■ PROBLEM REQUIREMENTS
Copy out only the lines running from the one that contains "Decode this image" through the end of the listing. Pictures stay out.

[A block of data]
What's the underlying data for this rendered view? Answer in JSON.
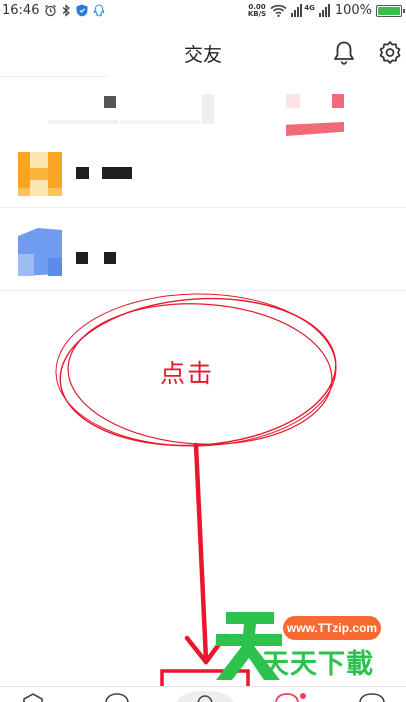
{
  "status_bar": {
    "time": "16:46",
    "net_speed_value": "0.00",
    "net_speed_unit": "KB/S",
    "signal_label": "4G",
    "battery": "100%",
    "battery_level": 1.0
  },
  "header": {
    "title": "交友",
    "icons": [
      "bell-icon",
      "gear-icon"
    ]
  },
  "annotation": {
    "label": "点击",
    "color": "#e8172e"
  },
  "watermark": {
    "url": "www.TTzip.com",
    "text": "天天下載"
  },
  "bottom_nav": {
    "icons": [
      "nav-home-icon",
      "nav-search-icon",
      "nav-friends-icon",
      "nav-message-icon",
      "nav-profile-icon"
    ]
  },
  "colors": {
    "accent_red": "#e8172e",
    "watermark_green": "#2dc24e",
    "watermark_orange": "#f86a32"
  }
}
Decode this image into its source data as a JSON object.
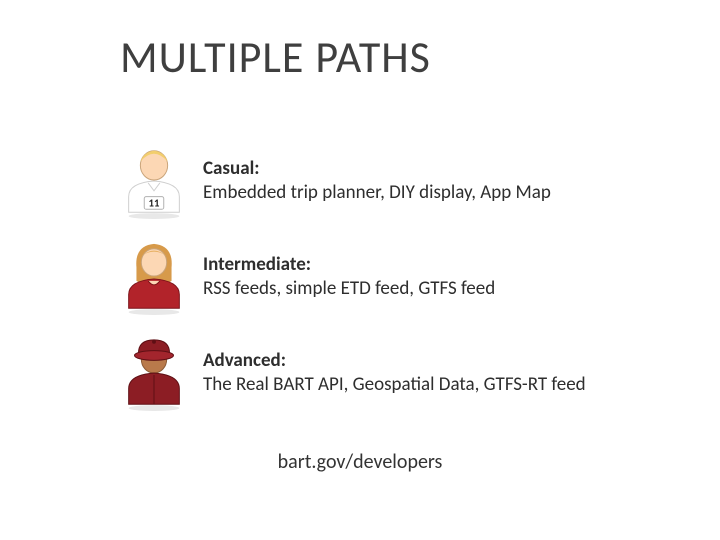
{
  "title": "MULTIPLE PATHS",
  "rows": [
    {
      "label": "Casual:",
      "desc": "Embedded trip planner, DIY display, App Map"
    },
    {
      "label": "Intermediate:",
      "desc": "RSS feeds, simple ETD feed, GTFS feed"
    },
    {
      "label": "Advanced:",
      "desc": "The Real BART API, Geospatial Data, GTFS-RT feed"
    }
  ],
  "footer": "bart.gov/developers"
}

■ RESULT BELOW
Decode this image into its source data as a JSON object.
{
  "title": "MULTIPLE PATHS",
  "rows": [
    {
      "label": "Casual:",
      "desc": "Embedded trip planner, DIY display, App Map"
    },
    {
      "label": "Intermediate:",
      "desc": "RSS feeds, simple ETD feed, GTFS feed"
    },
    {
      "label": "Advanced:",
      "desc": "The Real BART API, Geospatial Data, GTFS-RT feed"
    }
  ],
  "footer": "bart.gov/developers"
}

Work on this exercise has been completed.